**PASSAGE TO READ**
=-=-=-=-=
Caspershire

Loft of an Eldritch Metaphor

going to US: personal statement 1

Posted on 27 Nov 2014

I pull an all-nighter again. Having caffeinated beverages at my disposal, a long night filled with slumber is hardly an option when there are a lot of tasks and projects need to be done. Datelines are intimidating. But, the project under my fingers right now calls for an urgent fixation.

On my right, there’s a body lying on the stretcher with saline solution dripping from the bag. She’s dying as the clock ticking. I’m too scared to lose the only little sister I have, and right now I’m pouring an unprecedented level of efforts to save her life. On my left, as I glance sidelong, there are four personal computers blinking with blue screens, waiting to be fixed. Those are my computers and all of them are infected with ferocious computer virus. Computer virus is not a big deal. I can deal with it single-handedly.

As I’m holding tools for stitching, I’m wringing out my brain to make sure that she can breathe again. The blinking screens of the computers spark an idea: I could disassemble parts of the computers and turning them into a mechanical flesh, implant them into my sister. That idea is really ingenious, but I fear it is going to take too much time. Time is the luxury that I do not have at the moment. Attaching robotic organs could help, but with manpower of a person, I’m inclined towards the negative thoughts.
=-=-=-=-=
**RECORDS**
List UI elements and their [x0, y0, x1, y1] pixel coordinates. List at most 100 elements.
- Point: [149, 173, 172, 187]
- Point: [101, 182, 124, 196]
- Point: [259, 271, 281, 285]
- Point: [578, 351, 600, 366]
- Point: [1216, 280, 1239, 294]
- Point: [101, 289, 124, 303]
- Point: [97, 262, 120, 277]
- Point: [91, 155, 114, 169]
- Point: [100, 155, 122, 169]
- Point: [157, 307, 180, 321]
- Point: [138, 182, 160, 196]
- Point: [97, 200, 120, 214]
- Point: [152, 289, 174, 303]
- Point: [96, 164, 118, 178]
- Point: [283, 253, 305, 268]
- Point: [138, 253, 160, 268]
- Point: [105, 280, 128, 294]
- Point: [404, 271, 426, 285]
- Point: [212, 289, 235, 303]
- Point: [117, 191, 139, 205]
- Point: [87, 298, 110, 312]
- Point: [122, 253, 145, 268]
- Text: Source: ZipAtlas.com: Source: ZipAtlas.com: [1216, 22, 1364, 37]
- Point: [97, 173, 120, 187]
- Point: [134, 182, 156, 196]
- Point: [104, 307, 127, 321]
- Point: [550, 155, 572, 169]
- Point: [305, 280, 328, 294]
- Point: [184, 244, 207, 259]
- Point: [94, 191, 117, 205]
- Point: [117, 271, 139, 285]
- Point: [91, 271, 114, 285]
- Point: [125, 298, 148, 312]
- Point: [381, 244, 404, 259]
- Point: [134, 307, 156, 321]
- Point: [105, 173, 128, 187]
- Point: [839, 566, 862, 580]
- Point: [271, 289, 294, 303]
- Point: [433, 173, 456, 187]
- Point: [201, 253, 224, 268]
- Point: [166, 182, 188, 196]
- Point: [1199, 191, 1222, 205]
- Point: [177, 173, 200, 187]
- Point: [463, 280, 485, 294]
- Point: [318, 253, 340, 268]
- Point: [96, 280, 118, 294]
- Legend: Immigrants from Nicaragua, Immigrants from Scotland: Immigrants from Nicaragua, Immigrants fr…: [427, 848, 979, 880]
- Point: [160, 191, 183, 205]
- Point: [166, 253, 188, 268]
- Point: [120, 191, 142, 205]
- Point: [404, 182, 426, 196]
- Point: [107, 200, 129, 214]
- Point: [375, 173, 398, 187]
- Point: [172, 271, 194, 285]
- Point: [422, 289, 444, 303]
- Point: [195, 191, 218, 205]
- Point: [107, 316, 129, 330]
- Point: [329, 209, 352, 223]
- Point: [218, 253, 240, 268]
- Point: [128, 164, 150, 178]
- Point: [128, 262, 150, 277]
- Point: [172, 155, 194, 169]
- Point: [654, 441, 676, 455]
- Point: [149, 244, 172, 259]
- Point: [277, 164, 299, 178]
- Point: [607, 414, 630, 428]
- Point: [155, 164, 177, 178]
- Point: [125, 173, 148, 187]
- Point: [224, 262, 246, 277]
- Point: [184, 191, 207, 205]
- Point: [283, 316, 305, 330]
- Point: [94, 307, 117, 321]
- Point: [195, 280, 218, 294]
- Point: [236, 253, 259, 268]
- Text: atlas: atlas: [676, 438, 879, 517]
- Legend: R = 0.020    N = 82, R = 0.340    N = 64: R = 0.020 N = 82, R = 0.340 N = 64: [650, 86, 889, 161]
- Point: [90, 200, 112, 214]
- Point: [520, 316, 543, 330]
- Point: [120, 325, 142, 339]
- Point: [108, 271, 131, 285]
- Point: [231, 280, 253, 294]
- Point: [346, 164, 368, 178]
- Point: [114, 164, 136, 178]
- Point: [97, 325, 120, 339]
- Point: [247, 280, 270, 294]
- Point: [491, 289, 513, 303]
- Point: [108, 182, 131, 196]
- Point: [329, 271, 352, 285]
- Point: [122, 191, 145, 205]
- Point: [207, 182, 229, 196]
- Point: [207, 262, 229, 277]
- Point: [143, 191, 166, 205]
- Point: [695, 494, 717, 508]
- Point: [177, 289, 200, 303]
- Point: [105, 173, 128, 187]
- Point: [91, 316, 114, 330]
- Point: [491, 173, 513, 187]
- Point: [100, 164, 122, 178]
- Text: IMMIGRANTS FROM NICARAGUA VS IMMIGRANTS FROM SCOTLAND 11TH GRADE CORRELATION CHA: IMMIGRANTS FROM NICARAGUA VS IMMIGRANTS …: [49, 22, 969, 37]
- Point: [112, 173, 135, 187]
=-=-=-=-=
**WHAT IS EXPECTED**
Copy out the passage from the personal statement starting with "Caspershire" and going on through "an urgent fixation.", word for word.

**RESPONSE TO THE EXERCISE**
Caspershire

Loft of an Eldritch Metaphor

going to US: personal statement 1

Posted on 27 Nov 2014

I pull an all-nighter again. Having caffeinated beverages at my disposal, a long night filled with slumber is hardly an option when there are a lot of tasks and projects need to be done. Datelines are intimidating. But, the project under my fingers right now calls for an urgent fixation.